EXERCISE INSTRUCTIONS: Write the data out again, exactly as given.

DATA ENTRIES:

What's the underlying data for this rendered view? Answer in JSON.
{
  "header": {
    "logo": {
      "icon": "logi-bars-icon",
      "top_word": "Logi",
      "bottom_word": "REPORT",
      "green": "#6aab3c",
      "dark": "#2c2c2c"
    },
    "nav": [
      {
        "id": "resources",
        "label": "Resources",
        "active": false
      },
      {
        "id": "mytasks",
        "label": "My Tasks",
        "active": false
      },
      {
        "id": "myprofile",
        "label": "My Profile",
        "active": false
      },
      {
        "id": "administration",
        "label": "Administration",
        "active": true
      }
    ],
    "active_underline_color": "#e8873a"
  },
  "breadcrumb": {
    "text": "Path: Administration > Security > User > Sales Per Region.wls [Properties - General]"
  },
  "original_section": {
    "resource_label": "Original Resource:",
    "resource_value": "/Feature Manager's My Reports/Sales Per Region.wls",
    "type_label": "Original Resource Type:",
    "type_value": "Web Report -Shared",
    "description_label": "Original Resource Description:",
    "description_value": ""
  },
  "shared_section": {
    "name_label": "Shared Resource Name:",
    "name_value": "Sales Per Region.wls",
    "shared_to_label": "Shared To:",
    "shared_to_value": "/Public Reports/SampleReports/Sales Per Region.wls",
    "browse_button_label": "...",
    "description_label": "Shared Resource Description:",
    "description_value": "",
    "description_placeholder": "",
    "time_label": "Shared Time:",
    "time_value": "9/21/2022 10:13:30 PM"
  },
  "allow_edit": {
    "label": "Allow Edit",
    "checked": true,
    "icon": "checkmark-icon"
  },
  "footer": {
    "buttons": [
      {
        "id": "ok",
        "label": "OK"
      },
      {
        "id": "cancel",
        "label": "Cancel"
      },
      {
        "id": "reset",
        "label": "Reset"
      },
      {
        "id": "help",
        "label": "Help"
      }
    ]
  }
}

RESPONSE TO THE EXERCISE:
What's the underlying data for this rendered view? Answer in JSON.
{
  "header": {
    "logo": {
      "icon": "logi-bars-icon",
      "top_word": "Logi",
      "bottom_word": "REPORT",
      "green": "#6aab3c",
      "dark": "#2c2c2c"
    },
    "nav": [
      {
        "id": "resources",
        "label": "Resources",
        "active": false
      },
      {
        "id": "mytasks",
        "label": "My Tasks",
        "active": false
      },
      {
        "id": "myprofile",
        "label": "My Profile",
        "active": false
      },
      {
        "id": "administration",
        "label": "Administration",
        "active": true
      }
    ],
    "active_underline_color": "#e8873a"
  },
  "breadcrumb": {
    "text": "Path: Administration > Security > User > Sales Per Region.wls [Properties - General]"
  },
  "original_section": {
    "resource_label": "Original Resource:",
    "resource_value": "/Feature Manager's My Reports/Sales Per Region.wls",
    "type_label": "Original Resource Type:",
    "type_value": "Web Report -Shared",
    "description_label": "Original Resource Description:",
    "description_value": ""
  },
  "shared_section": {
    "name_label": "Shared Resource Name:",
    "name_value": "Sales Per Region.wls",
    "shared_to_label": "Shared To:",
    "shared_to_value": "/Public Reports/SampleReports/Sales Per Region.wls",
    "browse_button_label": "...",
    "description_label": "Shared Resource Description:",
    "description_value": "",
    "description_placeholder": "",
    "time_label": "Shared Time:",
    "time_value": "9/21/2022 10:13:30 PM"
  },
  "allow_edit": {
    "label": "Allow Edit",
    "checked": true,
    "icon": "checkmark-icon"
  },
  "footer": {
    "buttons": [
      {
        "id": "ok",
        "label": "OK"
      },
      {
        "id": "cancel",
        "label": "Cancel"
      },
      {
        "id": "reset",
        "label": "Reset"
      },
      {
        "id": "help",
        "label": "Help"
      }
    ]
  }
}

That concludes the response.